__EXERCISE__: Set down every entry again word for word, please, but skip the pictures.

__LISTING__:

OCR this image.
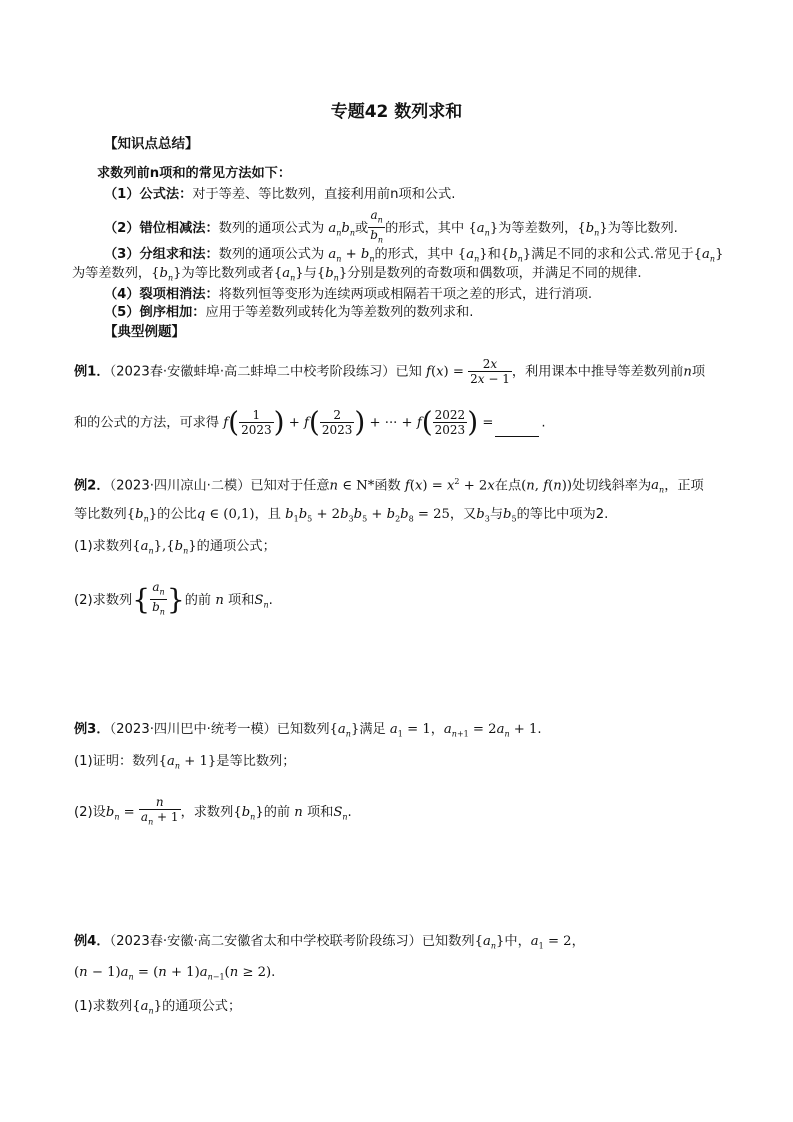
专题42 数列求和
【知识点总结】
求数列前n项和的常见方法如下：
（1）公式法：对于等差、等比数列，直接利用前n项和公式.
（2）错位相减法：数列的通项公式为 $a_nb_n$或 $\frac{a_n}{b_n}$ 的形式，其中 $\{a_n\}$为等差数列，$\{b_n\}$为等比数列.
（3）分组求和法：数列的通项公式为 $a_n + b_n$的形式，其中 $\{a_n\}$和$\{b_n\}$满足不同的求和公式.常见于$\{a_n\}$
为等差数列，$\{b_n\}$为等比数列或者$\{a_n\}$与$\{b_n\}$分别是数列的奇数项和偶数项，并满足不同的规律.
（4）裂项相消法：将数列恒等变形为连续两项或相隔若干项之差的形式，进行消项.
（5）倒序相加：应用于等差数列或转化为等差数列的数列求和.
【典型例题】
例1．（2023春·安徽蚌埠·高二蚌埠二中校考阶段练习）已知 $f(x) = \frac{2x}{2x - 1}$ ，利用课本中推导等差数列前n项
和的公式的方法，可求得 $f( \frac{1}{2023}$ ) + $f( \frac{2}{2023}$ ) + ··· + $f( \frac{2022}{2023}$ ) =	.
例2．（2023·四川凉山·二模）已知对于任意n ∈ N*函数 $f(x) = x^2 + 2x$在点(n, f(n))处切线斜率为$a_n$，正项
等比数列$\{b_n\}$的公比q ∈ (0,1)，且 $b_1b_5 + 2b_3b_5 + b_2b_8 = 25$，又$b_3$与$b_5$的等比中项为2.
(1)求数列$\{a_n\},\{b_n\}$的通项公式；
(2)求数列{ $\frac{a_n}{b_n}$ }的前 n 项和$S_n$.
例3．（2023·四川巴中·统考一模）已知数列$\{a_n\}$满足 $a_1 = 1$，$a_{n+1} = 2a_n + 1$.
(1)证明：数列$\{a_n + 1\}$是等比数列；
(2)设$b_n = \frac{n}{a_n + 1}$ ，求数列$\{b_n\}$的前 n 项和$S_n$.
例4．（2023春·安徽·高二安徽省太和中学校联考阶段练习）已知数列$\{a_n\}$中，$a_1 = 2$，
$(n - 1)a_n = (n + 1)a_{n-1}(n \ge 2)$.
(1)求数列$\{a_n\}$的通项公式；
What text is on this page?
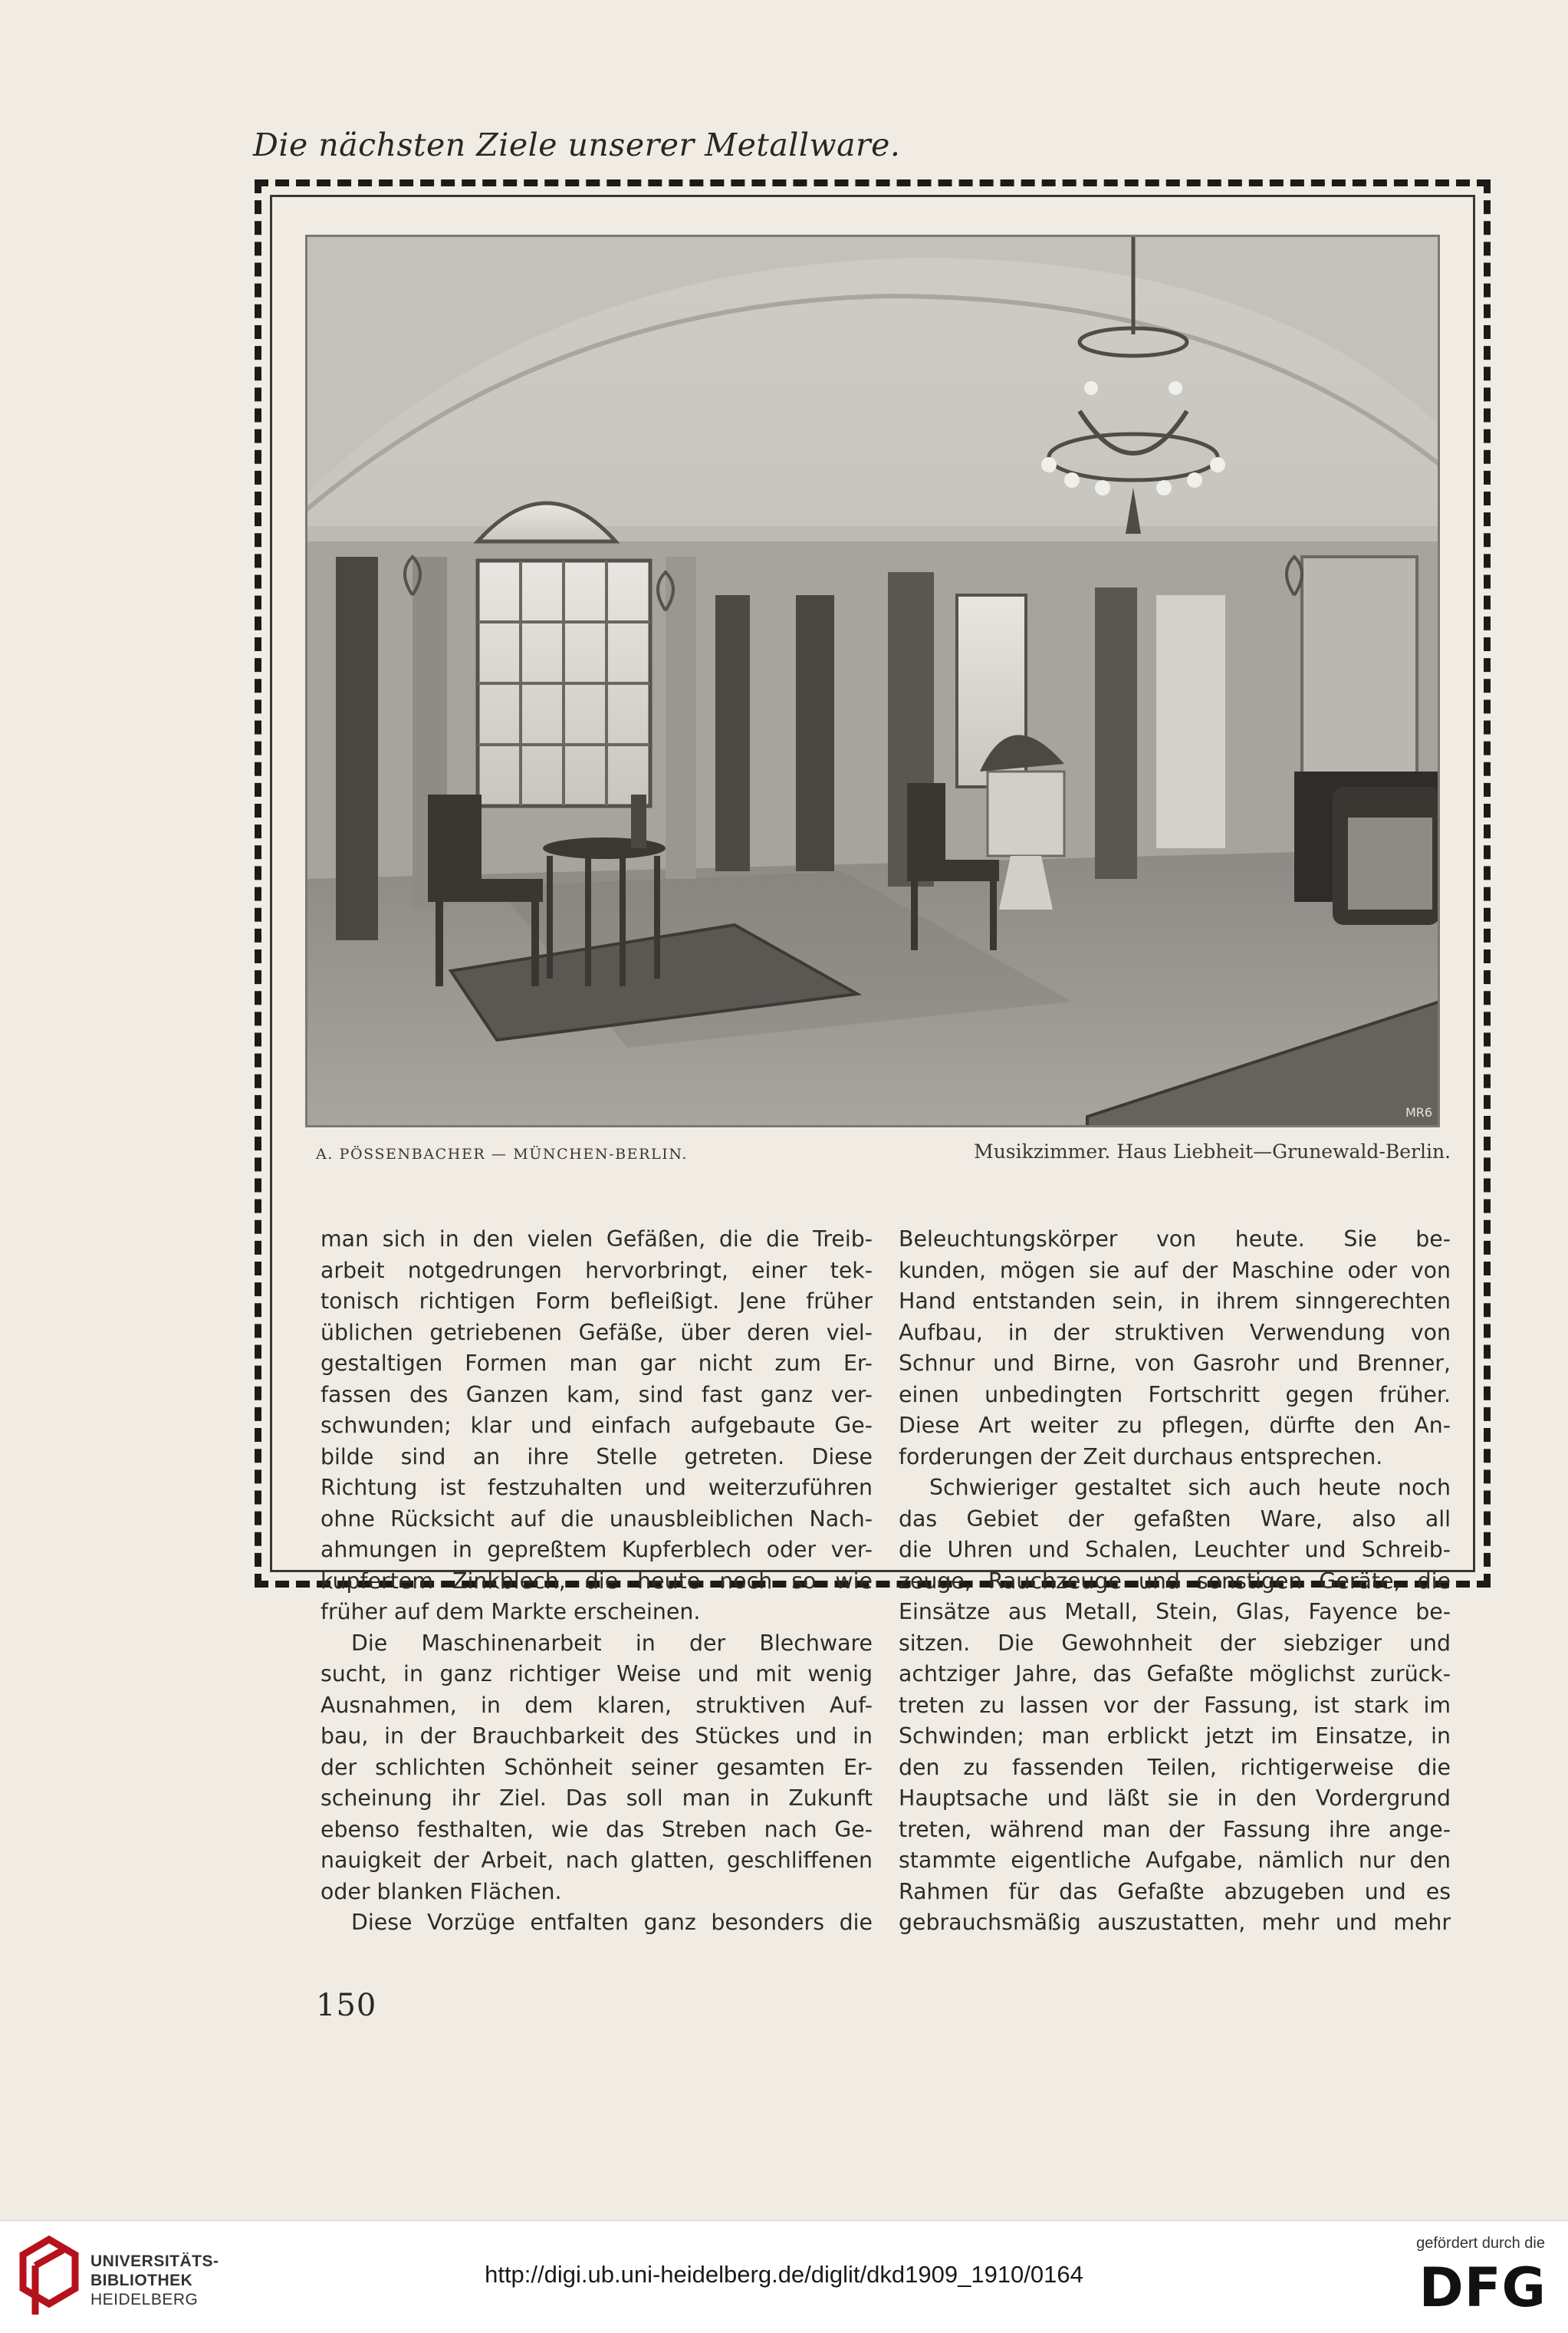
Die nächsten Ziele unserer Metallware.
MR6
A. PÖSSENBACHER — MÜNCHEN-BERLIN.	Musikzimmer. Haus Liebheit—Grunewald-Berlin.
man sich in den vielen Gefäßen, die die Treib-
arbeit notgedrungen hervorbringt, einer tek-
tonisch richtigen Form befleißigt. Jene früher
üblichen getriebenen Gefäße, über deren viel-
gestaltigen Formen man gar nicht zum Er-
fassen des Ganzen kam, sind fast ganz ver-
schwunden; klar und einfach aufgebaute Ge-
bilde sind an ihre Stelle getreten. Diese
Richtung ist festzuhalten und weiterzuführen
ohne Rücksicht auf die unausbleiblichen Nach-
ahmungen in gepreßtem Kupferblech oder ver-
kupfertem Zinkblech, die heute noch so wie
früher auf dem Markte erscheinen.
Die Maschinenarbeit in der Blechware
sucht, in ganz richtiger Weise und mit wenig
Ausnahmen, in dem klaren, struktiven Auf-
bau, in der Brauchbarkeit des Stückes und in
der schlichten Schönheit seiner gesamten Er-
scheinung ihr Ziel. Das soll man in Zukunft
ebenso festhalten, wie das Streben nach Ge-
nauigkeit der Arbeit, nach glatten, geschliffenen
oder blanken Flächen.
Diese Vorzüge entfalten ganz besonders die
Beleuchtungskörper von heute. Sie be-
kunden, mögen sie auf der Maschine oder von
Hand entstanden sein, in ihrem sinngerechten
Aufbau, in der struktiven Verwendung von
Schnur und Birne, von Gasrohr und Brenner,
einen unbedingten Fortschritt gegen früher.
Diese Art weiter zu pflegen, dürfte den An-
forderungen der Zeit durchaus entsprechen.
Schwieriger gestaltet sich auch heute noch
das Gebiet der gefaßten Ware, also all
die Uhren und Schalen, Leuchter und Schreib-
zeuge, Rauchzeuge und sonstigen Geräte, die
Einsätze aus Metall, Stein, Glas, Fayence be-
sitzen. Die Gewohnheit der siebziger und
achtziger Jahre, das Gefaßte möglichst zurück-
treten zu lassen vor der Fassung, ist stark im
Schwinden; man erblickt jetzt im Einsatze, in
den zu fassenden Teilen, richtigerweise die
Hauptsache und läßt sie in den Vordergrund
treten, während man der Fassung ihre ange-
stammte eigentliche Aufgabe, nämlich nur den
Rahmen für das Gefaßte abzugeben und es
gebrauchsmäßig auszustatten, mehr und mehr
150
UNIVERSITÄTS-
BIBLIOTHEK
HEIDELBERG
http://digi.ub.uni-heidelberg.de/diglit/dkd1909_1910/0164
gefördert durch die
DFG
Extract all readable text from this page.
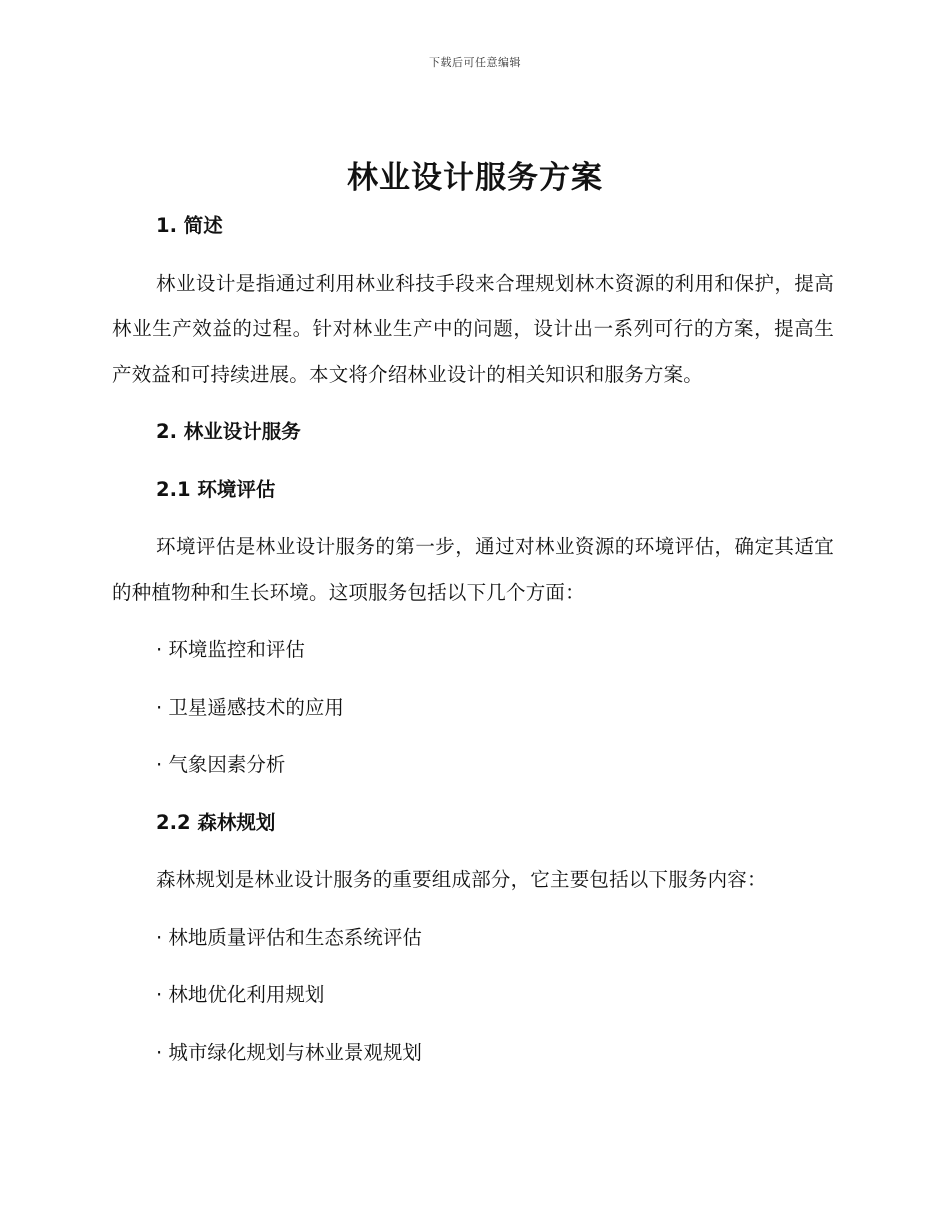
下载后可任意编辑
林业设计服务方案
1. 简述
林业设计是指通过利用林业科技手段来合理规划林木资源的利用和保护，提高林业生产效益的过程。针对林业生产中的问题，设计出一系列可行的方案，提高生产效益和可持续进展。本文将介绍林业设计的相关知识和服务方案。
2. 林业设计服务
2.1 环境评估
环境评估是林业设计服务的第一步，通过对林业资源的环境评估，确定其适宜的种植物种和生长环境。这项服务包括以下几个方面：
· 环境监控和评估
· 卫星遥感技术的应用
· 气象因素分析
2.2 森林规划
森林规划是林业设计服务的重要组成部分，它主要包括以下服务内容：
· 林地质量评估和生态系统评估
· 林地优化利用规划
· 城市绿化规划与林业景观规划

__SOLUTION TO THIS EXERCISE__:
OCR this image.
专题42 数列求和
【知识点总结】
求数列前n项和的常见方法如下：
（1）公式法：对于等差、等比数列，直接利用前n项和公式.
（2）错位相减法：数列的通项公式为 $a_nb_n$或 $\frac{a_n}{b_n}$ 的形式，其中 $\{a_n\}$为等差数列，$\{b_n\}$为等比数列.
（3）分组求和法：数列的通项公式为 $a_n + b_n$的形式，其中 $\{a_n\}$和$\{b_n\}$满足不同的求和公式.常见于$\{a_n\}$
为等差数列，$\{b_n\}$为等比数列或者$\{a_n\}$与$\{b_n\}$分别是数列的奇数项和偶数项，并满足不同的规律.
（4）裂项相消法：将数列恒等变形为连续两项或相隔若干项之差的形式，进行消项.
（5）倒序相加：应用于等差数列或转化为等差数列的数列求和.
【典型例题】
例1．（2023春·安徽蚌埠·高二蚌埠二中校考阶段练习）已知 $f(x) = \frac{2x}{2x - 1}$ ，利用课本中推导等差数列前n项
和的公式的方法，可求得 $f( \frac{1}{2023}$ ) + $f( \frac{2}{2023}$ ) + ··· + $f( \frac{2022}{2023}$ ) =	.
例2．（2023·四川凉山·二模）已知对于任意n ∈ N*函数 $f(x) = x^2 + 2x$在点(n, f(n))处切线斜率为$a_n$，正项
等比数列$\{b_n\}$的公比q ∈ (0,1)，且 $b_1b_5 + 2b_3b_5 + b_2b_8 = 25$，又$b_3$与$b_5$的等比中项为2.
(1)求数列$\{a_n\},\{b_n\}$的通项公式；
(2)求数列{ $\frac{a_n}{b_n}$ }的前 n 项和$S_n$.
例3．（2023·四川巴中·统考一模）已知数列$\{a_n\}$满足 $a_1 = 1$，$a_{n+1} = 2a_n + 1$.
(1)证明：数列$\{a_n + 1\}$是等比数列；
(2)设$b_n = \frac{n}{a_n + 1}$ ，求数列$\{b_n\}$的前 n 项和$S_n$.
例4．（2023春·安徽·高二安徽省太和中学校联考阶段练习）已知数列$\{a_n\}$中，$a_1 = 2$，
$(n - 1)a_n = (n + 1)a_{n-1}(n \ge 2)$.
(1)求数列$\{a_n\}$的通项公式；
What text is on this page?
Die nächsten Ziele unserer Metallware.
MR6
A. PÖSSENBACHER — MÜNCHEN-BERLIN.	Musikzimmer. Haus Liebheit—Grunewald-Berlin.
man sich in den vielen Gefäßen, die die Treib-
arbeit notgedrungen hervorbringt, einer tek-
tonisch richtigen Form befleißigt. Jene früher
üblichen getriebenen Gefäße, über deren viel-
gestaltigen Formen man gar nicht zum Er-
fassen des Ganzen kam, sind fast ganz ver-
schwunden; klar und einfach aufgebaute Ge-
bilde sind an ihre Stelle getreten. Diese
Richtung ist festzuhalten und weiterzuführen
ohne Rücksicht auf die unausbleiblichen Nach-
ahmungen in gepreßtem Kupferblech oder ver-
kupfertem Zinkblech, die heute noch so wie
früher auf dem Markte erscheinen.
Die Maschinenarbeit in der Blechware
sucht, in ganz richtiger Weise und mit wenig
Ausnahmen, in dem klaren, struktiven Auf-
bau, in der Brauchbarkeit des Stückes und in
der schlichten Schönheit seiner gesamten Er-
scheinung ihr Ziel. Das soll man in Zukunft
ebenso festhalten, wie das Streben nach Ge-
nauigkeit der Arbeit, nach glatten, geschliffenen
oder blanken Flächen.
Diese Vorzüge entfalten ganz besonders die
Beleuchtungskörper von heute. Sie be-
kunden, mögen sie auf der Maschine oder von
Hand entstanden sein, in ihrem sinngerechten
Aufbau, in der struktiven Verwendung von
Schnur und Birne, von Gasrohr und Brenner,
einen unbedingten Fortschritt gegen früher.
Diese Art weiter zu pflegen, dürfte den An-
forderungen der Zeit durchaus entsprechen.
Schwieriger gestaltet sich auch heute noch
das Gebiet der gefaßten Ware, also all
die Uhren und Schalen, Leuchter und Schreib-
zeuge, Rauchzeuge und sonstigen Geräte, die
Einsätze aus Metall, Stein, Glas, Fayence be-
sitzen. Die Gewohnheit der siebziger und
achtziger Jahre, das Gefaßte möglichst zurück-
treten zu lassen vor der Fassung, ist stark im
Schwinden; man erblickt jetzt im Einsatze, in
den zu fassenden Teilen, richtigerweise die
Hauptsache und läßt sie in den Vordergrund
treten, während man der Fassung ihre ange-
stammte eigentliche Aufgabe, nämlich nur den
Rahmen für das Gefaßte abzugeben und es
gebrauchsmäßig auszustatten, mehr und mehr
150
UNIVERSITÄTS-
BIBLIOTHEK
HEIDELBERG
http://digi.ub.uni-heidelberg.de/diglit/dkd1909_1910/0164
gefördert durch die
DFG
Extract all readable text from this page.
下载后可任意编辑
林业设计服务方案
1. 简述
林业设计是指通过利用林业科技手段来合理规划林木资源的利用和保护，提高林业生产效益的过程。针对林业生产中的问题，设计出一系列可行的方案，提高生产效益和可持续进展。本文将介绍林业设计的相关知识和服务方案。
2. 林业设计服务
2.1 环境评估
环境评估是林业设计服务的第一步，通过对林业资源的环境评估，确定其适宜的种植物种和生长环境。这项服务包括以下几个方面：
· 环境监控和评估
· 卫星遥感技术的应用
· 气象因素分析
2.2 森林规划
森林规划是林业设计服务的重要组成部分，它主要包括以下服务内容：
· 林地质量评估和生态系统评估
· 林地优化利用规划
· 城市绿化规划与林业景观规划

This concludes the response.